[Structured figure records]
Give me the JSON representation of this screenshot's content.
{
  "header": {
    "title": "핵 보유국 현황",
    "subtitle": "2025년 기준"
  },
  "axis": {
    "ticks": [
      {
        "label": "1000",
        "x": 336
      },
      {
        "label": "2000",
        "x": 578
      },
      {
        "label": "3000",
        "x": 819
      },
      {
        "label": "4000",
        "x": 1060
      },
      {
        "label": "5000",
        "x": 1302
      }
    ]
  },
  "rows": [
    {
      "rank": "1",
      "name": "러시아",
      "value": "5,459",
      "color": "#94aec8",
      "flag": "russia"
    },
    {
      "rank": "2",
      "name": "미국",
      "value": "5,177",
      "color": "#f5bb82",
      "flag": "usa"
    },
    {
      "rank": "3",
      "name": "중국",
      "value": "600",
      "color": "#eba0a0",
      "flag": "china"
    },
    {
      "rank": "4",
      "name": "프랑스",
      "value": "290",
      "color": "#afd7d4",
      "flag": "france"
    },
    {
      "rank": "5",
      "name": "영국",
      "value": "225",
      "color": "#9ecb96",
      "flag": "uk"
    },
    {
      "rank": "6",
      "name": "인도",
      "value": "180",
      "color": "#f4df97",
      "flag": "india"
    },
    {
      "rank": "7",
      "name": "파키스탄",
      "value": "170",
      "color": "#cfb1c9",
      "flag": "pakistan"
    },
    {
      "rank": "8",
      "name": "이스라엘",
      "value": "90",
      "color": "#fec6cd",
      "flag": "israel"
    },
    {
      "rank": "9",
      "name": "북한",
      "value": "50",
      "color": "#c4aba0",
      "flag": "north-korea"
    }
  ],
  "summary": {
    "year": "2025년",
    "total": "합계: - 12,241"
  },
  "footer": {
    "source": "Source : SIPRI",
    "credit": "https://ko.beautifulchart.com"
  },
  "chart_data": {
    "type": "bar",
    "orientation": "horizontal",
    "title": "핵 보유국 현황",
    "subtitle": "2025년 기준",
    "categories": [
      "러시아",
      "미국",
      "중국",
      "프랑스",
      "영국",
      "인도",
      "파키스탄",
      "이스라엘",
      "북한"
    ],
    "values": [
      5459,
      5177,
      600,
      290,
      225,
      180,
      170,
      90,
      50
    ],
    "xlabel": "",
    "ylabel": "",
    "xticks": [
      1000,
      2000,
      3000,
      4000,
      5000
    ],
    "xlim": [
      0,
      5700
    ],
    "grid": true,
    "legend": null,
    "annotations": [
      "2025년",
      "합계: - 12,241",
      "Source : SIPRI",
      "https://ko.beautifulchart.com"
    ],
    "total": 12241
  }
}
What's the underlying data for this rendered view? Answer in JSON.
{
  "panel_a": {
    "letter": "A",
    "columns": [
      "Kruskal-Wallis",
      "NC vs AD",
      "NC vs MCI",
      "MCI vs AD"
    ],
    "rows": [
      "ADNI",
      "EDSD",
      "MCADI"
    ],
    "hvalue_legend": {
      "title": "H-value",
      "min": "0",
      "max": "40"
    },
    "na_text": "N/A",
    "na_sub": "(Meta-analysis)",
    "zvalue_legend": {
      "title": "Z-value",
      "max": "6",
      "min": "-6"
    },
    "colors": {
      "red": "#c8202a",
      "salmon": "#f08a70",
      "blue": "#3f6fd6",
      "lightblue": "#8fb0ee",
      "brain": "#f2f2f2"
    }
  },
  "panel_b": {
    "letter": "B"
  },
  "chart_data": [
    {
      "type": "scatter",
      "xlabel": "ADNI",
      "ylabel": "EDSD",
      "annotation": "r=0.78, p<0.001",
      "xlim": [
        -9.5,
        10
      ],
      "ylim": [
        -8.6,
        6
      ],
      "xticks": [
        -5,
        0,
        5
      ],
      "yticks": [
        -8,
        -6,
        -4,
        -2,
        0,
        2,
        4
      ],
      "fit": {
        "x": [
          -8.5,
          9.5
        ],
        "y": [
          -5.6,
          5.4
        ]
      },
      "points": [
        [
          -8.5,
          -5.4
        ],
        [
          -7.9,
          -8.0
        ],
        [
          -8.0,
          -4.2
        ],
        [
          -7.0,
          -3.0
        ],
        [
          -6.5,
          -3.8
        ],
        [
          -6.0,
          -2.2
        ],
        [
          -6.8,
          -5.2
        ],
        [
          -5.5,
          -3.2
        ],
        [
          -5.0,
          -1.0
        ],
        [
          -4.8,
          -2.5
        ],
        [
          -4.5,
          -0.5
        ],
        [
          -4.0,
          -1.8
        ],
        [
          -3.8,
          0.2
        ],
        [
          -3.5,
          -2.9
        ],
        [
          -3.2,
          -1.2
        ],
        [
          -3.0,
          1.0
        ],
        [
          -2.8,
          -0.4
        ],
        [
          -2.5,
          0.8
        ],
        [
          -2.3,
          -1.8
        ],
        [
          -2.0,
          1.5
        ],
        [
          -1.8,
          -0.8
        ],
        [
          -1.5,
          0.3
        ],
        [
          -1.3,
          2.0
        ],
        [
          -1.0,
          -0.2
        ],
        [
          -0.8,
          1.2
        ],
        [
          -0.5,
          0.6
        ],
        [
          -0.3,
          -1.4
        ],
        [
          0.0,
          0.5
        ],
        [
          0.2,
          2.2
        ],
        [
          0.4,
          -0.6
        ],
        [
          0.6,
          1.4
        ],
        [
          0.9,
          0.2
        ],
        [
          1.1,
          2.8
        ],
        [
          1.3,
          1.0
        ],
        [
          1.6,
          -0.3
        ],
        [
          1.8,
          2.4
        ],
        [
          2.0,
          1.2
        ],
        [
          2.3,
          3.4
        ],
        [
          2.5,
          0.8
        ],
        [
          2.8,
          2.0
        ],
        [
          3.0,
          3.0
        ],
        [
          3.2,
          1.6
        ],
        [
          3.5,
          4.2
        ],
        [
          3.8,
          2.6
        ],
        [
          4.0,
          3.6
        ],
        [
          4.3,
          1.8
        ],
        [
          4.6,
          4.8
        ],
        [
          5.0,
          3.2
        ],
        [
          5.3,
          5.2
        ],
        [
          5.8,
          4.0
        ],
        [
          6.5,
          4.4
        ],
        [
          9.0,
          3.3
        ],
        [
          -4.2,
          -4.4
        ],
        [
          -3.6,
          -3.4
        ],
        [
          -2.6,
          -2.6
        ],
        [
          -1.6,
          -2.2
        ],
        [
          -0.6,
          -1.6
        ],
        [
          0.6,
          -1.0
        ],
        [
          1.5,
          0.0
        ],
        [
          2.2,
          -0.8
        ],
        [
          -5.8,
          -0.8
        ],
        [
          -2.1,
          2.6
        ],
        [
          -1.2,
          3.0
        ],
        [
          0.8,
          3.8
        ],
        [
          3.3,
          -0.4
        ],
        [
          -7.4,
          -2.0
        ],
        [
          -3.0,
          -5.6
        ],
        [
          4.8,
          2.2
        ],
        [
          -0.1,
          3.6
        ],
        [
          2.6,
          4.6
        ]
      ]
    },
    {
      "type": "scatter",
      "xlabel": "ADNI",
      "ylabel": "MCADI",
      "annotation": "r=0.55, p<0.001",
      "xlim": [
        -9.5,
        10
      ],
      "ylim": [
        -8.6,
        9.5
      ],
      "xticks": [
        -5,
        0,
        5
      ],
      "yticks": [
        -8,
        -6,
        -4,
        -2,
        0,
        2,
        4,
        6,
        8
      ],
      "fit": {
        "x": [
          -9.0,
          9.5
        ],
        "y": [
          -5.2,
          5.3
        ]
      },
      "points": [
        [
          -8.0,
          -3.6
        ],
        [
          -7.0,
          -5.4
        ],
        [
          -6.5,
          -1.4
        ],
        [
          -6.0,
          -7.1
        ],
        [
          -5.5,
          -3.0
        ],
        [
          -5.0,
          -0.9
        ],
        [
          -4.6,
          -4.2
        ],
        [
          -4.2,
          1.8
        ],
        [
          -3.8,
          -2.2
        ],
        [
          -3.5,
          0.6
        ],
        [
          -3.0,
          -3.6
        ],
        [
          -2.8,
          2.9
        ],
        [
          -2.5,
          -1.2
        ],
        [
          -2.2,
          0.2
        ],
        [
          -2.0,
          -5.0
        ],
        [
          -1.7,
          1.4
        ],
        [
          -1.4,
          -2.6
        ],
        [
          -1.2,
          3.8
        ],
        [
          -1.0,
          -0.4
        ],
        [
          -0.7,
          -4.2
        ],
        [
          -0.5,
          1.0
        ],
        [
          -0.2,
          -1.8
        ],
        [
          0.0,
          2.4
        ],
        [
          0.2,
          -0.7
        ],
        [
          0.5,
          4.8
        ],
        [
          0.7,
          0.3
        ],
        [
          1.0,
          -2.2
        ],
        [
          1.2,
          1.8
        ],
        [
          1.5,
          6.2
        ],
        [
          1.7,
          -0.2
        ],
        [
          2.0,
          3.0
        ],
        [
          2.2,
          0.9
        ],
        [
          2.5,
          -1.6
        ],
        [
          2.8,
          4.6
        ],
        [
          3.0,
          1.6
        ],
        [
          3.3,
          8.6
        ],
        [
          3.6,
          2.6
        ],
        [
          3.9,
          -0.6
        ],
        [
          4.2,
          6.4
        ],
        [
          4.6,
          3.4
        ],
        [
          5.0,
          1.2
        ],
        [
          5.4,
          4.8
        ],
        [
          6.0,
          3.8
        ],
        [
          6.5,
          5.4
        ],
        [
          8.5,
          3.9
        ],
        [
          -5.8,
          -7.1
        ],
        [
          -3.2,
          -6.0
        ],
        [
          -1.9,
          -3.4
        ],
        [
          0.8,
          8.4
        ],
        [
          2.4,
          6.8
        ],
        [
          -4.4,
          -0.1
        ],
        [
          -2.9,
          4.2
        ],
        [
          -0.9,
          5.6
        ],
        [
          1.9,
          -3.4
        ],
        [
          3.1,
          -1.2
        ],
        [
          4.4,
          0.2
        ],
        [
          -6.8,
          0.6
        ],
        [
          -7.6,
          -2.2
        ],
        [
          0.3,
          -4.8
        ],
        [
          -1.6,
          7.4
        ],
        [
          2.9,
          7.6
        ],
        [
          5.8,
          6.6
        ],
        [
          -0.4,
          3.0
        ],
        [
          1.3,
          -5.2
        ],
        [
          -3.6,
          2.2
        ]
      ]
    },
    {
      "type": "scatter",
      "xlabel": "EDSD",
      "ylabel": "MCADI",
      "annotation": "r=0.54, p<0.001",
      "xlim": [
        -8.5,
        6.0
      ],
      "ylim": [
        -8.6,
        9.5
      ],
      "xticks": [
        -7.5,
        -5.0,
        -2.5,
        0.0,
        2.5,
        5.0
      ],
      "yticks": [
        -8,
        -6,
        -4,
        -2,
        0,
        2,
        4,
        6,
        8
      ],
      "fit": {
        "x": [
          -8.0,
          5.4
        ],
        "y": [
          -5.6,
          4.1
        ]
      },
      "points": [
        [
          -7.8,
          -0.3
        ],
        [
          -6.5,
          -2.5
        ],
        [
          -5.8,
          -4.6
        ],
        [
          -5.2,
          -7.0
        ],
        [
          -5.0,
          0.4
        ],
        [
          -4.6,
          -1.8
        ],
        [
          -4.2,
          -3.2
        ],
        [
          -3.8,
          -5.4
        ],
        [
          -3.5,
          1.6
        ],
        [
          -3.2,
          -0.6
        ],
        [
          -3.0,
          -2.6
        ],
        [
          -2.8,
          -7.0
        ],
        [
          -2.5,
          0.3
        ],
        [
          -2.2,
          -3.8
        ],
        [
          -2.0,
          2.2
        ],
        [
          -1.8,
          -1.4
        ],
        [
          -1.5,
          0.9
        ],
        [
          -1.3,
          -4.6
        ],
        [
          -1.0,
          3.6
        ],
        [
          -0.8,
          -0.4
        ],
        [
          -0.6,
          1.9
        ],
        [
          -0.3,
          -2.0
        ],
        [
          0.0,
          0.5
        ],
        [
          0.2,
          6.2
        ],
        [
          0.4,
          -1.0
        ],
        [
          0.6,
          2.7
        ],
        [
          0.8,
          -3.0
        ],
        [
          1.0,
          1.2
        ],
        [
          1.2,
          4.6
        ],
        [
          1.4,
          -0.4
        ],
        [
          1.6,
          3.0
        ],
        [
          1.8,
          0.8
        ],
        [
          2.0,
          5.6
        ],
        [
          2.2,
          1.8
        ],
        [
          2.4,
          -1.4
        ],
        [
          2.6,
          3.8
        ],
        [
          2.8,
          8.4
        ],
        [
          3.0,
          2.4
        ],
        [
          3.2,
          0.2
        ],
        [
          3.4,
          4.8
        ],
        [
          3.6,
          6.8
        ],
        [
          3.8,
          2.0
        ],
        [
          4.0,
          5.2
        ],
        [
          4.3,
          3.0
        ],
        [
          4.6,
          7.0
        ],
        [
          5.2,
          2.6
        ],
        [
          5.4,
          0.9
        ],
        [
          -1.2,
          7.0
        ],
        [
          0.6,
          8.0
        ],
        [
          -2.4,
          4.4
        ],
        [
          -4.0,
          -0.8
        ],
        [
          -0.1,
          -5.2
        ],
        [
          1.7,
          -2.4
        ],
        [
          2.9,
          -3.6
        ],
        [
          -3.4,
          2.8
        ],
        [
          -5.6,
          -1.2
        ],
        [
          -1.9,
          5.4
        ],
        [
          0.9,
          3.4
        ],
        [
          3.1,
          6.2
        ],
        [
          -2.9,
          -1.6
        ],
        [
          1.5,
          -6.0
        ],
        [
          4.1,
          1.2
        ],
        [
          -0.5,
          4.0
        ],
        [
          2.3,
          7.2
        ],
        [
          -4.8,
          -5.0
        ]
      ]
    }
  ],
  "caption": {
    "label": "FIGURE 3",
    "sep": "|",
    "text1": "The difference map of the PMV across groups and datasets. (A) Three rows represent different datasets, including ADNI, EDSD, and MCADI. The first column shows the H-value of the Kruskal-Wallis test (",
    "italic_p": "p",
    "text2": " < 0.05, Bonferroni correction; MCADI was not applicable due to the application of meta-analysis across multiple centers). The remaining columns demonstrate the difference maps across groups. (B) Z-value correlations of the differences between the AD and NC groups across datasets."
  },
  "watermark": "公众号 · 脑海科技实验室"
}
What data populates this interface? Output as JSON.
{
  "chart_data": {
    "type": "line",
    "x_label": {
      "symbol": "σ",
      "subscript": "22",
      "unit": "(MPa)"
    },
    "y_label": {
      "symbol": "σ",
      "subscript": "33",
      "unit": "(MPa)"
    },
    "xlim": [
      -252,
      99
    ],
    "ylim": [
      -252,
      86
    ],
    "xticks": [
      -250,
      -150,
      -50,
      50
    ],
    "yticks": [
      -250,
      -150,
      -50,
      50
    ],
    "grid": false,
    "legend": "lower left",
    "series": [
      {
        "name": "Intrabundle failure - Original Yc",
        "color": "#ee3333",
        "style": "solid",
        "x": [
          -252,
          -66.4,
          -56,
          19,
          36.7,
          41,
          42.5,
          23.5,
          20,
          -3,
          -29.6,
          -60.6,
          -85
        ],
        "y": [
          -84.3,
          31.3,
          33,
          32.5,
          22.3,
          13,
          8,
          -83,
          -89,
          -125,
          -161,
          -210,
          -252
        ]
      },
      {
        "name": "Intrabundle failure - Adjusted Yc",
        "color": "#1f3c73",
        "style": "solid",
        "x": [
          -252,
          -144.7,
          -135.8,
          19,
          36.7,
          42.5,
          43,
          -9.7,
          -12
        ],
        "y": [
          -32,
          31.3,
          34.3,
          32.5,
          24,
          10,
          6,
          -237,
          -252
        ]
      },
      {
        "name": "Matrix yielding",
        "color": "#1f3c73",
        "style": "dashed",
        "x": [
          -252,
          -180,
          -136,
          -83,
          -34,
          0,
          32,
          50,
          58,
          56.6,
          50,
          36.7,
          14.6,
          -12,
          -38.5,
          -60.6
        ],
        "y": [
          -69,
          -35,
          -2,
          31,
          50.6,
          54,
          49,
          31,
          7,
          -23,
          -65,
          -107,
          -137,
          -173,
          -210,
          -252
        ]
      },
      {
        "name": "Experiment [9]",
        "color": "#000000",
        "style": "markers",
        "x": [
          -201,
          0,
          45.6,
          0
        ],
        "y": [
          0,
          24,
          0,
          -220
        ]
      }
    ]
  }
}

_PROMPT:_ Identify all lines where the word "Kruskal" shows up. Copy them.

_EXERCISE RESPONSE:_
      "Kruskal-Wallis",
    "text1": "The difference map of the PMV across groups and datasets. (A) Three rows represent different datasets, including ADNI, EDSD, and MCADI. The first column shows the H-value of the Kruskal-Wallis test (",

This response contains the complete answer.